AIM OF THE EXERCISE
For the material that follows, list every line containing the word "Packaging".

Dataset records
━━━━━━━━━━━━━━━━

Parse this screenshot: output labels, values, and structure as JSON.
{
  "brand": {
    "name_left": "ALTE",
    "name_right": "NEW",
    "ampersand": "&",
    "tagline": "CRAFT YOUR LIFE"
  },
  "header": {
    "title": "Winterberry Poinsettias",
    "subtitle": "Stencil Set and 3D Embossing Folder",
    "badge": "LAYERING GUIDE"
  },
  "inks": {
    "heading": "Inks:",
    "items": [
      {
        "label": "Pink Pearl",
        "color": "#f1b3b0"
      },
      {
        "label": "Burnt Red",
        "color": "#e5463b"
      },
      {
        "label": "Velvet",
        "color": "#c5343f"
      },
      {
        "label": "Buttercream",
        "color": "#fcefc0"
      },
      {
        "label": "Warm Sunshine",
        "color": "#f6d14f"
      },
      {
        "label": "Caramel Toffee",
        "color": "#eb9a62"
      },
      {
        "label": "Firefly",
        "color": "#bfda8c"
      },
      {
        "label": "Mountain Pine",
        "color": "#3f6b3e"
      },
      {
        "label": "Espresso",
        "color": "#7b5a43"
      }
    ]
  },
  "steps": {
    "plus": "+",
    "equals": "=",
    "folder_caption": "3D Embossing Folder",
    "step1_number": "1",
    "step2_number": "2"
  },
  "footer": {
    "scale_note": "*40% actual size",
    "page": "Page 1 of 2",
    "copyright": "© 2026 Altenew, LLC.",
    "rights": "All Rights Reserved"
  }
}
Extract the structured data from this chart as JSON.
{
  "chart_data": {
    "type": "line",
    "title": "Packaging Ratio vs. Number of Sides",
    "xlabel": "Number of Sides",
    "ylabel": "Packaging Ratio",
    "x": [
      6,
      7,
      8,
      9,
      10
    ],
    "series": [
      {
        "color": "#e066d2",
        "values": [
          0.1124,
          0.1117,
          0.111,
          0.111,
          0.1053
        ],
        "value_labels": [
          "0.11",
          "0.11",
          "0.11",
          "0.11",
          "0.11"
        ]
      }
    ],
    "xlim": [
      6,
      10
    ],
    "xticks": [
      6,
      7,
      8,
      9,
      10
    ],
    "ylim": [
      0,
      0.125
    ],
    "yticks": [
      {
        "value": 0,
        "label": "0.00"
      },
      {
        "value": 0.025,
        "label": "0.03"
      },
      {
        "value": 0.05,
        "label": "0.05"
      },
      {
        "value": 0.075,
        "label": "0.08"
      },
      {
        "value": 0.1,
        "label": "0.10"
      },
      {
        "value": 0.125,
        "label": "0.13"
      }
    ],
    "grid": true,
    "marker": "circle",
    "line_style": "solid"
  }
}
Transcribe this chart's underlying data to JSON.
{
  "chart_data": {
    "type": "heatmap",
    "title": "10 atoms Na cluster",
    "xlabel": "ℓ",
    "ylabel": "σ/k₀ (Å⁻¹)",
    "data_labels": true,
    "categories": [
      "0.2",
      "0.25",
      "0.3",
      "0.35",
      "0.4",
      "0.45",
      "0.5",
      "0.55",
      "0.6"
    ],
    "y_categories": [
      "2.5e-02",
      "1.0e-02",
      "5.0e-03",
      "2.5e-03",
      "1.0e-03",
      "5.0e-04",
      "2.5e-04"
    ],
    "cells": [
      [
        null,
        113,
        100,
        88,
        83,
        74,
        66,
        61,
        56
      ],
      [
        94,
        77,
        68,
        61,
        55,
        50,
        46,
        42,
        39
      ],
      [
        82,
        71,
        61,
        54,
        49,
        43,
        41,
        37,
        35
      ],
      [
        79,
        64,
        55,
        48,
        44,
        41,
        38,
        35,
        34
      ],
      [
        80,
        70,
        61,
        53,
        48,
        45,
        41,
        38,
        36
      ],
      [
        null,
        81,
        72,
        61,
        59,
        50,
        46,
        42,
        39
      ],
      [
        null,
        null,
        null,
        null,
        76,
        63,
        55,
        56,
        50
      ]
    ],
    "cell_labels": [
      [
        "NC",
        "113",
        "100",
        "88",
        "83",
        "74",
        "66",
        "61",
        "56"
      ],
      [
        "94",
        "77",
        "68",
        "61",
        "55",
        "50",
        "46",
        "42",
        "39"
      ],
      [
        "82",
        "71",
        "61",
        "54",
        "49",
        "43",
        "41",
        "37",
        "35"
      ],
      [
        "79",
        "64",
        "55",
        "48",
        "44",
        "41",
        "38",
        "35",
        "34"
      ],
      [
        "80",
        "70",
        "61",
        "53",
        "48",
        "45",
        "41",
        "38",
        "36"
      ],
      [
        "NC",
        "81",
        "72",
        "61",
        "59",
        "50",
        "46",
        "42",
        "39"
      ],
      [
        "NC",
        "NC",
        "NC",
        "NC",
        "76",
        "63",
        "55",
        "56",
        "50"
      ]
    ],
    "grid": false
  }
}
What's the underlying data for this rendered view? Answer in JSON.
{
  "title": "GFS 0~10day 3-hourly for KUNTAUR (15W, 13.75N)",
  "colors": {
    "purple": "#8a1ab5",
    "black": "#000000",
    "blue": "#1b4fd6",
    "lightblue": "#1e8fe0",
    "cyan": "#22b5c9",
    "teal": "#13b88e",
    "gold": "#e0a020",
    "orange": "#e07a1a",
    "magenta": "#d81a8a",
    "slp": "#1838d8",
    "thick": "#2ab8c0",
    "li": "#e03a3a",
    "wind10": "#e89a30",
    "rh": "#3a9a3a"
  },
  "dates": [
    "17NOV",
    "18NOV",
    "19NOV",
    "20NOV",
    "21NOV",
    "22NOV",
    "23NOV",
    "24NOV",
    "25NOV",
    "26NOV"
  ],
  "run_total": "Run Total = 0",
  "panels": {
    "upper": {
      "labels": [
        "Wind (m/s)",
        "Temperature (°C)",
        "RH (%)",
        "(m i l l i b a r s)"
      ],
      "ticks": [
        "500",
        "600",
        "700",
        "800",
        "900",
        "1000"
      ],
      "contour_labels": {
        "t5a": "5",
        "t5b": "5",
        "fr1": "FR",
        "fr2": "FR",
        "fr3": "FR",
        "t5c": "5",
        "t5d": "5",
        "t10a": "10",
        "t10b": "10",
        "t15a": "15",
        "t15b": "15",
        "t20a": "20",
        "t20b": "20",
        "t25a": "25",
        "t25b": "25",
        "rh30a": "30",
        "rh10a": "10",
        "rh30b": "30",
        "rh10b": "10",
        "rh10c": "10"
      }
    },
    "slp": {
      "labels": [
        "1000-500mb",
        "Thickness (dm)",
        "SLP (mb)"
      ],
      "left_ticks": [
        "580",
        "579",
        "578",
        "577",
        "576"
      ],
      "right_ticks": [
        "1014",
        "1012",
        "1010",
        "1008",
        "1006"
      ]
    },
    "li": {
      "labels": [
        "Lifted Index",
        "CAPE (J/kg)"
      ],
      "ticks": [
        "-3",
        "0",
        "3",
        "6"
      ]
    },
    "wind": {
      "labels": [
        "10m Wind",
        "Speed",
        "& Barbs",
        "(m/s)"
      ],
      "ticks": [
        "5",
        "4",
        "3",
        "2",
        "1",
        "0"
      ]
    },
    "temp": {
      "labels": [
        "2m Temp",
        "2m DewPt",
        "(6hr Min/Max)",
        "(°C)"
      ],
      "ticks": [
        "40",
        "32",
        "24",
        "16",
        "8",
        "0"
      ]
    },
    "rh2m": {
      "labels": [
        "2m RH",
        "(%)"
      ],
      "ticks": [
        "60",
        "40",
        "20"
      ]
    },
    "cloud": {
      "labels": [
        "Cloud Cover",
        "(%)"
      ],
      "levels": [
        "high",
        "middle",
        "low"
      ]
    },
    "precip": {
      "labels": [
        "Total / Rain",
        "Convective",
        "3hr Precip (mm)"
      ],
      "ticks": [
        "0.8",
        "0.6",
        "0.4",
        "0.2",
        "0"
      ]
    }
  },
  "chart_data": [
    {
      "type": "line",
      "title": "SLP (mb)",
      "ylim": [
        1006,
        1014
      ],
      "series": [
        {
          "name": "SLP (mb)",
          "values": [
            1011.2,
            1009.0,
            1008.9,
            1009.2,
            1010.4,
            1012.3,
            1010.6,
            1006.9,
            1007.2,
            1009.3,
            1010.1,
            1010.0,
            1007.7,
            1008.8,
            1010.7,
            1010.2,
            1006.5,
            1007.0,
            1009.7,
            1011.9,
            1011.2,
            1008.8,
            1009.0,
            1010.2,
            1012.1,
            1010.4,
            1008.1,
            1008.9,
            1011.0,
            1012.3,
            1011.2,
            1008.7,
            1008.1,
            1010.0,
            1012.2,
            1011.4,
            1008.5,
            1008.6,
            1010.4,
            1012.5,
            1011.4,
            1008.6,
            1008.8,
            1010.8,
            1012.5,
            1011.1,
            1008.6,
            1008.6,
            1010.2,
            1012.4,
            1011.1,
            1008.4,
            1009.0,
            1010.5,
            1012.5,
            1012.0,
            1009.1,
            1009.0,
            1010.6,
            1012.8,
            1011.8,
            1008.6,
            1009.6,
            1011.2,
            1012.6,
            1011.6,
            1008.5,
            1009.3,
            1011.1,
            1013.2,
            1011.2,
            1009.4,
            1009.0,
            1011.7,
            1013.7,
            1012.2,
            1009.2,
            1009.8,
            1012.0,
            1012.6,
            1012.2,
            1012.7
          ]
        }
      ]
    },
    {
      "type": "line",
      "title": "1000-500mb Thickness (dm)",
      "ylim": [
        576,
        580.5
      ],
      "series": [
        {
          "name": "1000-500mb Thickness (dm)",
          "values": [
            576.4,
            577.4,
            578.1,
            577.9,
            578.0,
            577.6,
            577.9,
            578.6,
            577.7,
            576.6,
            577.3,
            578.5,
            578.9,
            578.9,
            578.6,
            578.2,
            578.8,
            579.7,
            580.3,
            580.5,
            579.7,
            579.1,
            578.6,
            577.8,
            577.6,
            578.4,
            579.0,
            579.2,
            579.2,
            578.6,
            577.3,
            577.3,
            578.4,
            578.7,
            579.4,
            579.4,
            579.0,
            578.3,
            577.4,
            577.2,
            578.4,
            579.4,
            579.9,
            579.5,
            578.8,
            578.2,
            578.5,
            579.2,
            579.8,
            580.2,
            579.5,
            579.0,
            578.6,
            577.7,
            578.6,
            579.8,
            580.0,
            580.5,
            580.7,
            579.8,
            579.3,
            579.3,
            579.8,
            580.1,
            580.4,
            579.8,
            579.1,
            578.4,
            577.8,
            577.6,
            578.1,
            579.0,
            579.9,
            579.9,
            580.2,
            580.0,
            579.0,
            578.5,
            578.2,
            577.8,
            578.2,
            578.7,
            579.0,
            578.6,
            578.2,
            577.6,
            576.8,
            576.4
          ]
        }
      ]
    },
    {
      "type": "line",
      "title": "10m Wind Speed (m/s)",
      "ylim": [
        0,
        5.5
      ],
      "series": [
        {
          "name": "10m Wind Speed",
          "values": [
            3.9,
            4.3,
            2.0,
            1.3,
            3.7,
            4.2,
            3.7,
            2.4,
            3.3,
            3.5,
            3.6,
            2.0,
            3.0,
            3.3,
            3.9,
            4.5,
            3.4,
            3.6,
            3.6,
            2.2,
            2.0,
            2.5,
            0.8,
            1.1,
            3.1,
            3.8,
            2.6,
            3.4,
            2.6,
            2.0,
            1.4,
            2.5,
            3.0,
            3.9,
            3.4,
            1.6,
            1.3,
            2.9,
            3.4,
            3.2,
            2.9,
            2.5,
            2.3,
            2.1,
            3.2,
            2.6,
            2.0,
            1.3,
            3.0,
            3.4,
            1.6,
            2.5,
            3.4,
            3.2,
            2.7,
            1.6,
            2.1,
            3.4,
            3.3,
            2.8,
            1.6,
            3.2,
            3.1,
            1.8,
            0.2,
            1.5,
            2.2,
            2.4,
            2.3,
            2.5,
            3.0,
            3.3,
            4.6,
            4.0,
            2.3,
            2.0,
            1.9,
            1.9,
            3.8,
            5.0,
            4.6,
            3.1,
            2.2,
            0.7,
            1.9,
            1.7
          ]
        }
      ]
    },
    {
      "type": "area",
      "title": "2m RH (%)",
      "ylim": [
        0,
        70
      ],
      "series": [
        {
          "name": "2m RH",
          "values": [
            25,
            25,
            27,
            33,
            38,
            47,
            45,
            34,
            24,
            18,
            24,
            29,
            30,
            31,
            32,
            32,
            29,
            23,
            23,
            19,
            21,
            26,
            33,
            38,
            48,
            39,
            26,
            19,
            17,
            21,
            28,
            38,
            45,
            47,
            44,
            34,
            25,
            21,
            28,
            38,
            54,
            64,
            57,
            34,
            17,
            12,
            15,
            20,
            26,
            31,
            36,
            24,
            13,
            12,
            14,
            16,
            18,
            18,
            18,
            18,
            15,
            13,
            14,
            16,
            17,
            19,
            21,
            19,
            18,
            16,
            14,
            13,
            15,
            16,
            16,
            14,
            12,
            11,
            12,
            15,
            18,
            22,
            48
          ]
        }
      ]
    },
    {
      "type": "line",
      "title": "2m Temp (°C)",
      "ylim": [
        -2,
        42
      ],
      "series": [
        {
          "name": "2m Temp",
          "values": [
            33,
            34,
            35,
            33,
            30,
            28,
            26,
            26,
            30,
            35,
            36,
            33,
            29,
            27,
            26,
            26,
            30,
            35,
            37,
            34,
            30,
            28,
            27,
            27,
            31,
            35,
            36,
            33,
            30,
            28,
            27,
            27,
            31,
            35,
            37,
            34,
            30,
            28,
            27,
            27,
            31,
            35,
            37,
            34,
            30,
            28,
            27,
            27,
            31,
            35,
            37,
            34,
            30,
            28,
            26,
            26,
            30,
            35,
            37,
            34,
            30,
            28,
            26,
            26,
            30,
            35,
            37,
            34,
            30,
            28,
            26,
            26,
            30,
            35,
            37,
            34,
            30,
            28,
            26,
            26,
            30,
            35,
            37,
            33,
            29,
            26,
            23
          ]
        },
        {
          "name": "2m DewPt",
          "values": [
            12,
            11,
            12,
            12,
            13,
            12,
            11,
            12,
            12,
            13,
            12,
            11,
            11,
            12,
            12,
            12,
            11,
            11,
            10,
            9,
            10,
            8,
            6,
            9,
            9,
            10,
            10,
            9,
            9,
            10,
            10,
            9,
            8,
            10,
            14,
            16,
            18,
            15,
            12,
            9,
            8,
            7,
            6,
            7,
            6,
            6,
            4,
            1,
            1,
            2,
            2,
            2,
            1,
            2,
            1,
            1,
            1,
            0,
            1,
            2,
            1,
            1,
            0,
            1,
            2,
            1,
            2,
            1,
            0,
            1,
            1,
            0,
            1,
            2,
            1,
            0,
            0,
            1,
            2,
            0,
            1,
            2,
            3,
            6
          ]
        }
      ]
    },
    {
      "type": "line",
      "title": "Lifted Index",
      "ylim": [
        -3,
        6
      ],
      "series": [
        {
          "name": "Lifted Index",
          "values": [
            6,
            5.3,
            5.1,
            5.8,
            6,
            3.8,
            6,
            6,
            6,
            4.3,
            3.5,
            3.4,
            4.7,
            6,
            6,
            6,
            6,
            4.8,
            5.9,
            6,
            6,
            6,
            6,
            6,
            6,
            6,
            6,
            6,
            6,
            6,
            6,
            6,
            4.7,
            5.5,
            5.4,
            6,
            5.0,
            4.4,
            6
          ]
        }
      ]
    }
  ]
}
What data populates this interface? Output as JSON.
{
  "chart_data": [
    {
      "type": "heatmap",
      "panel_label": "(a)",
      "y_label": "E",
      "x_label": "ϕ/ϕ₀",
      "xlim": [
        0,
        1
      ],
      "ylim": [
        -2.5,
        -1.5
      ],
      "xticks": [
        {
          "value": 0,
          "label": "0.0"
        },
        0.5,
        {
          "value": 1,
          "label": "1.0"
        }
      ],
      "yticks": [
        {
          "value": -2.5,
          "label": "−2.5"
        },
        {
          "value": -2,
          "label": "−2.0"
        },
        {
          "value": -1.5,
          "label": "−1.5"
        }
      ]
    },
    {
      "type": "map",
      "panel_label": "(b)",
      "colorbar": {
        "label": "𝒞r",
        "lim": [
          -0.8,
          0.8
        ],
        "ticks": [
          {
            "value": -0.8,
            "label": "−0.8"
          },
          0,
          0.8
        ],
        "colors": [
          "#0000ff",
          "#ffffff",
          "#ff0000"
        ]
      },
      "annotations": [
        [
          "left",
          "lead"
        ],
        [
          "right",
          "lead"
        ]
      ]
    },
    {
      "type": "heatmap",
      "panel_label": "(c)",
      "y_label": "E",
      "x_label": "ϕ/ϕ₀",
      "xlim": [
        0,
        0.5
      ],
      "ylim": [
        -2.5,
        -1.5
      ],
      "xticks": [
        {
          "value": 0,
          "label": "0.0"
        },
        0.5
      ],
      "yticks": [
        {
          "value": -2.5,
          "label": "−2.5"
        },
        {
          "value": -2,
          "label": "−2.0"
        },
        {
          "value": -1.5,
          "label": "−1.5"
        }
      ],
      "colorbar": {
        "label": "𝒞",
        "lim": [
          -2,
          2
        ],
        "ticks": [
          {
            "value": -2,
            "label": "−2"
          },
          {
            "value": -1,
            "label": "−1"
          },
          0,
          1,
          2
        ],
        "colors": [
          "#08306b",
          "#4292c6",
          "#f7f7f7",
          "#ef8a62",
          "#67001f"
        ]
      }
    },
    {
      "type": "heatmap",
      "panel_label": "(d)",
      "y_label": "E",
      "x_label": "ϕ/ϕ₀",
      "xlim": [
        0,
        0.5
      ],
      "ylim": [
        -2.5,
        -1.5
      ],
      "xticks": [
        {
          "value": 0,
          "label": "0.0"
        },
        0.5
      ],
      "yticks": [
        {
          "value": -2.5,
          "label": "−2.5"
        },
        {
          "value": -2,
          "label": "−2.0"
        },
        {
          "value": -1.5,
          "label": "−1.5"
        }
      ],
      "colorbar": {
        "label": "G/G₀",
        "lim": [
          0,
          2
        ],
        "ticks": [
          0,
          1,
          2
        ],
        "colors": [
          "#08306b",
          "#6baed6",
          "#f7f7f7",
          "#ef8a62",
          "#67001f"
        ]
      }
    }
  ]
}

━━━━━━━━━━━━━━━━

ANSWER TO THIS EXERCISE
    "title": "Packaging Ratio vs. Number of Sides",
    "ylabel": "Packaging Ratio",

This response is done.